## Alıntılanan Metin
"İçtihat Metni"
MAHKEMESİ : İstanbul Bölge Adliye Mahkemesi 1. Hukuk Dairesi
SAYISI : 2022/530 E., 2024/202 K.
HÜKÜM/KARAR : Kabul / Kabul-Karar Kaldırılarak Dava Ret- Temyiz İsteminden Vazgeçmiş Sayılmasına
İLK DERECE MAHKEMESİ : Gaziosmanpaşa 3. Asliye Hukuk Mahkemesi
SAYISI : 2018/274 E., 2021/290 K.
Taraflar arasındaki tapu iptali ve tescil davasından dolayı yapılan yargılama sonunda İlk Derece Mahkemesince davanın kabulüne karar verilmiştir.
Kararın davalı vekili tarafından istinaf edilmesi üzerine, Bölge Adliye Mahkemesince, istinaf başvurusunun kabulü ile Yerel Mahkemece verilen kararın kaldırılmasına ve davanın reddine karar verilmiş, söz konusu kararın davacı vekili tarafından temyiz edilmesi üzerine 21.03.2024 tarihli ek karar ile; eksik gider avansı ve temyiz harcının yatırılması için çıkarılan muhtıraya rağmen davacı tarafından istenen masraflar yatırılmadığı için davacının temyiz isteminden vazgeçmiş sayılmasına karar verilmiştir.

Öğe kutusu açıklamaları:
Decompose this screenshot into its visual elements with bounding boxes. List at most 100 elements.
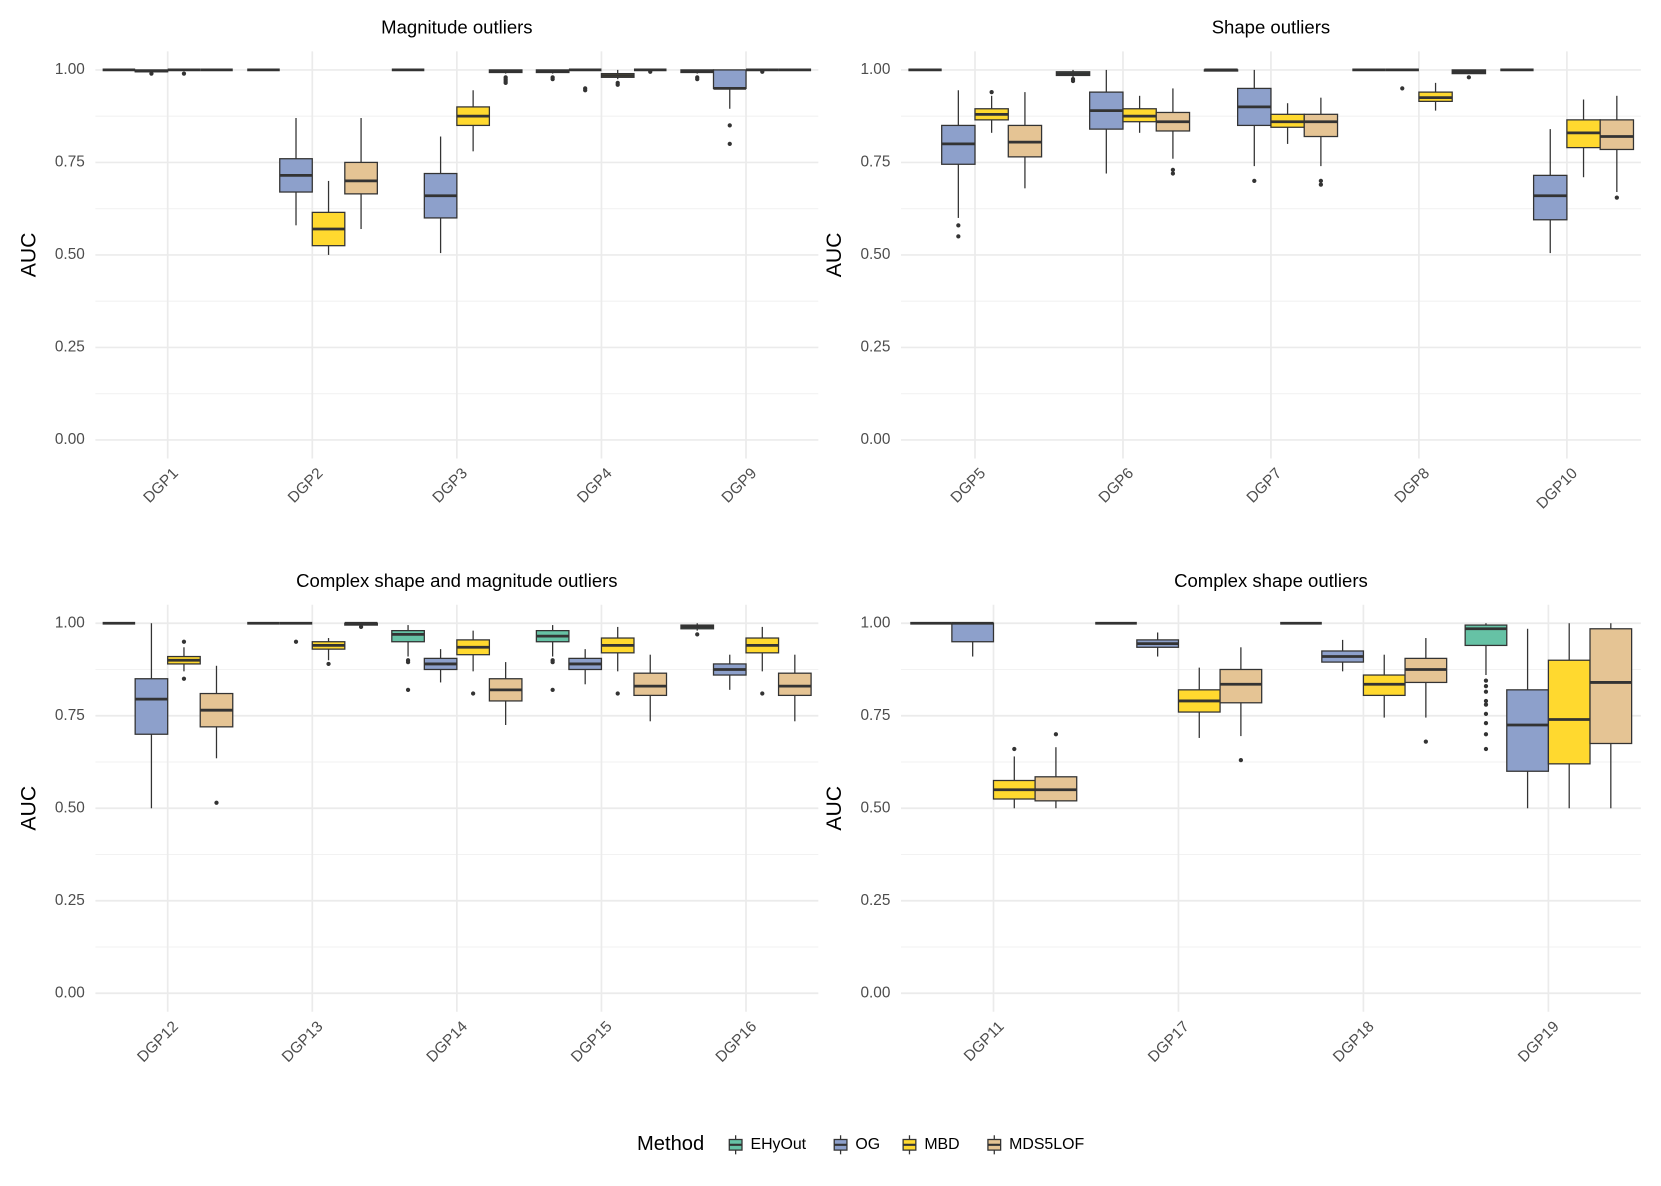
box xyxy=(1589,628,1633,745)
outlier xyxy=(1483,746,1489,752)
box xyxy=(1532,174,1568,221)
y-tick-label: 0.00 xyxy=(860,431,890,448)
x-tick-label: DGP18 xyxy=(1330,1018,1378,1066)
x-tick-label: DGP11 xyxy=(961,1018,1008,1065)
y-tick-label: 0.25 xyxy=(55,892,85,909)
outlier xyxy=(293,639,299,644)
x-tick-label: DGP7 xyxy=(1244,465,1286,507)
x-tick-label: DGP10 xyxy=(1533,465,1581,513)
x-tick-label: DGP13 xyxy=(279,1018,327,1066)
panel: 0.00 0.25 0.50 0.75 1.00 DGP5 DGP6 DGP7 DGP8 DGP1… xyxy=(823,17,1641,513)
legend-label: EHyOut xyxy=(750,1136,806,1153)
y-tick-label: 0.25 xyxy=(860,892,890,909)
x-tick-label: DGP3 xyxy=(429,465,471,507)
y-axis-label: AUC xyxy=(823,233,846,278)
x-tick-label: DGP5 xyxy=(948,465,990,507)
y-axis-label: AUC xyxy=(17,233,40,278)
outlier xyxy=(181,639,187,644)
y-tick-label: 0.50 xyxy=(860,246,890,263)
box xyxy=(1547,659,1591,765)
y-tick-label: 0.75 xyxy=(860,707,890,724)
outlier xyxy=(1012,746,1017,752)
outlier xyxy=(1483,684,1489,689)
box xyxy=(633,672,668,697)
y-tick-label: 0.50 xyxy=(55,799,85,816)
x-tick-label: DGP14 xyxy=(423,1018,471,1066)
outlier xyxy=(181,676,187,681)
y-tick-label: 0.25 xyxy=(55,339,85,356)
chart-title: Magnitude outliers xyxy=(381,17,532,38)
legend-label: MBD xyxy=(924,1136,959,1153)
box xyxy=(1599,119,1635,151)
y-axis-label: AUC xyxy=(823,786,846,831)
box xyxy=(777,672,812,697)
outlier xyxy=(1400,86,1405,91)
outlier xyxy=(760,69,765,74)
y-axis-label: AUC xyxy=(17,786,40,831)
chart-title: Complex shape and magnitude outliers xyxy=(296,570,617,591)
y-tick-label: 1.00 xyxy=(55,61,85,78)
chart-title: Complex shape outliers xyxy=(1174,570,1368,591)
outlier xyxy=(727,123,732,128)
x-tick-label: DGP15 xyxy=(568,1018,616,1066)
outlier xyxy=(405,659,411,665)
outlier xyxy=(1614,195,1619,200)
x-tick-label: DGP19 xyxy=(1515,1018,1563,1066)
outlier xyxy=(1318,182,1324,187)
y-tick-label: 0.75 xyxy=(55,707,85,724)
outlier xyxy=(1483,732,1489,737)
box xyxy=(134,678,169,735)
legend-title: Method xyxy=(637,1133,704,1155)
box xyxy=(1303,113,1339,138)
legend: Method EHyOut OG MBD MDS5LOF xyxy=(637,1133,1084,1155)
outlier xyxy=(550,687,555,692)
box xyxy=(344,161,378,195)
outlier xyxy=(695,632,700,637)
outlier xyxy=(1423,739,1428,744)
x-tick-label: DGP16 xyxy=(713,1018,761,1066)
y-tick-label: 1.00 xyxy=(860,614,890,631)
outlier xyxy=(956,234,961,239)
outlier xyxy=(615,82,620,87)
outlier xyxy=(1483,711,1489,717)
outlier xyxy=(1466,75,1471,80)
outlier xyxy=(583,88,588,93)
outlier xyxy=(1483,689,1489,694)
outlier xyxy=(550,659,555,665)
chart-title: Shape outliers xyxy=(1212,17,1330,38)
outlier xyxy=(181,71,187,76)
outlier xyxy=(503,80,508,85)
x-tick-label: DGP8 xyxy=(1391,465,1433,507)
y-tick-label: 0.50 xyxy=(860,799,890,816)
box xyxy=(391,629,425,643)
outlier xyxy=(1483,702,1489,707)
outlier xyxy=(1053,732,1059,737)
y-tick-label: 0.00 xyxy=(55,984,85,1001)
y-tick-label: 1.00 xyxy=(55,614,85,631)
outlier xyxy=(1252,178,1257,184)
y-tick-label: 0.50 xyxy=(55,246,85,263)
box xyxy=(712,69,747,90)
x-tick-label: DGP9 xyxy=(719,465,761,507)
box xyxy=(951,622,995,643)
y-tick-label: 1.00 xyxy=(860,61,890,78)
y-tick-label: 0.75 xyxy=(860,153,890,170)
y-tick-label: 0.25 xyxy=(860,339,890,356)
x-tick-label: DGP1 xyxy=(140,465,182,507)
outlier xyxy=(1483,678,1489,683)
outlier xyxy=(615,691,620,696)
outlier xyxy=(989,89,994,95)
panel: 0.00 0.25 0.50 0.75 1.00 DGP1 DGP2 DGP3 DGP4 DGP9… xyxy=(17,17,819,507)
outlier xyxy=(956,223,961,228)
x-tick-label: DGP2 xyxy=(285,465,327,507)
outlier xyxy=(1483,698,1489,704)
legend-label: OG xyxy=(855,1136,880,1153)
outlier xyxy=(471,691,476,696)
panel: 0.00 0.25 0.50 0.75 1.00 DGP12 DGP13 DGP14 DGP15… xyxy=(17,570,819,1066)
x-tick-label: DGP12 xyxy=(134,1018,182,1066)
outlier xyxy=(1170,167,1176,172)
outlier xyxy=(1170,171,1176,176)
box xyxy=(1506,689,1550,772)
outlier xyxy=(1483,721,1489,726)
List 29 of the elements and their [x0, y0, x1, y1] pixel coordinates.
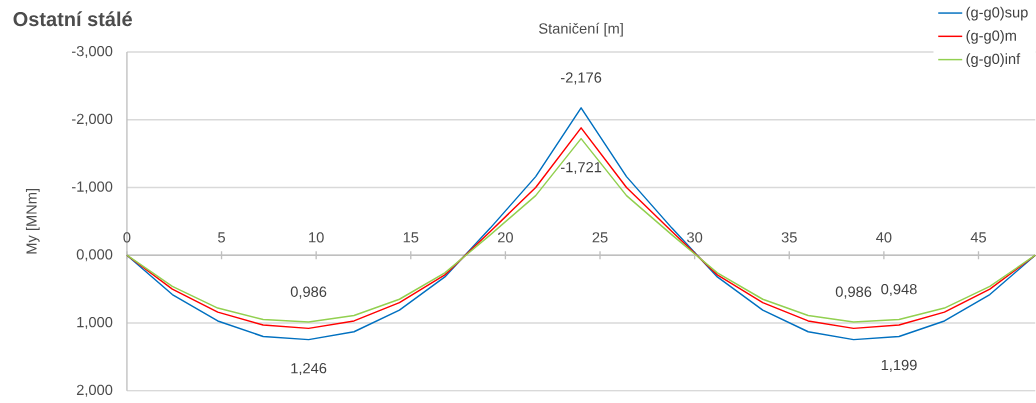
x-tick-label: 35	[781, 232, 797, 243]
chart-title: Ostatní stálé	[13, 11, 132, 27]
x-tick-label: 25	[592, 232, 608, 243]
y-tick-label: 0,000	[76, 249, 113, 262]
annotation: 0,948	[881, 284, 917, 297]
annotation: -1,721	[560, 162, 602, 175]
annotation: -2,176	[560, 72, 602, 85]
annotation: 1,199	[881, 359, 917, 373]
y-tick-label: 1,000	[77, 317, 113, 330]
annotation: 0,986	[290, 286, 327, 299]
annotation: 0,986	[835, 286, 872, 299]
legend-label: (g-g0)sup	[966, 6, 1028, 21]
y-axis-title: My [MNm]	[25, 189, 40, 254]
x-tick-label: 5	[218, 232, 225, 243]
x-tick-label: 10	[309, 232, 324, 243]
y-tick-label: 2,000	[76, 384, 113, 397]
x-tick-label: 15	[403, 232, 419, 243]
legend-label: (g-g0)inf	[966, 53, 1021, 68]
x-tick-label: 30	[687, 232, 703, 243]
x-tick-label: 20	[497, 232, 513, 243]
y-tick-label: -1,000	[71, 181, 113, 194]
legend-label: (g-g0)m	[966, 30, 1016, 44]
y-tick-label: -3,000	[71, 46, 113, 59]
x-axis-title: Staničení [m]	[539, 22, 623, 37]
annotation: 1,246	[291, 363, 327, 376]
x-tick-label: 40	[876, 232, 892, 243]
x-tick-label: 45	[970, 232, 987, 243]
x-tick-label: 0	[123, 232, 131, 243]
y-tick-label: -2,000	[71, 113, 113, 126]
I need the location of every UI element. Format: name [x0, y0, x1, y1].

## Yapılacaklar
1 > İçtihat metninde geçen bütün esas ve karar sayılarını sıralayın.
2 > İçtihat metninde "HÜKÜM/KARAR : Kabul" ile başlayıp "kabulüne karar verilmiştir." ile biten kısmı hiç değiştirmeden yazın.
3 > İçtihat metnine göre şu sorulara cevap verin:
(a) İlk derece mahkemesi hangisidir?
(b) Davanın türü nedir?
(c) Ek karar hangi tarihte verilmiştir?
Kayıtların burada hiçbir rolü yok.

## Sırayla Cevaplar
1 >
2022/530 E.
2024/202 K.
2018/274 E.
2021/290 K.

2 >
HÜKÜM/KARAR : Kabul / Kabul-Karar Kaldırılarak Dava Ret- Temyiz İsteminden Vazgeçmiş Sayılmasına
İLK DERECE MAHKEMESİ : Gaziosmanpaşa 3. Asliye Hukuk Mahkemesi
SAYISI : 2018/274 E., 2021/290 K.
Taraflar arasındaki tapu iptali ve tescil davasından dolayı yapılan yargılama sonunda İlk Derece Mahkemesince davanın kabulüne karar verilmiştir.

3 >
(a) Gaziosmanpaşa 3. Asliye Hukuk Mahkemesi
(b) Tapu iptali ve tescil davası
(c) 21.03.2024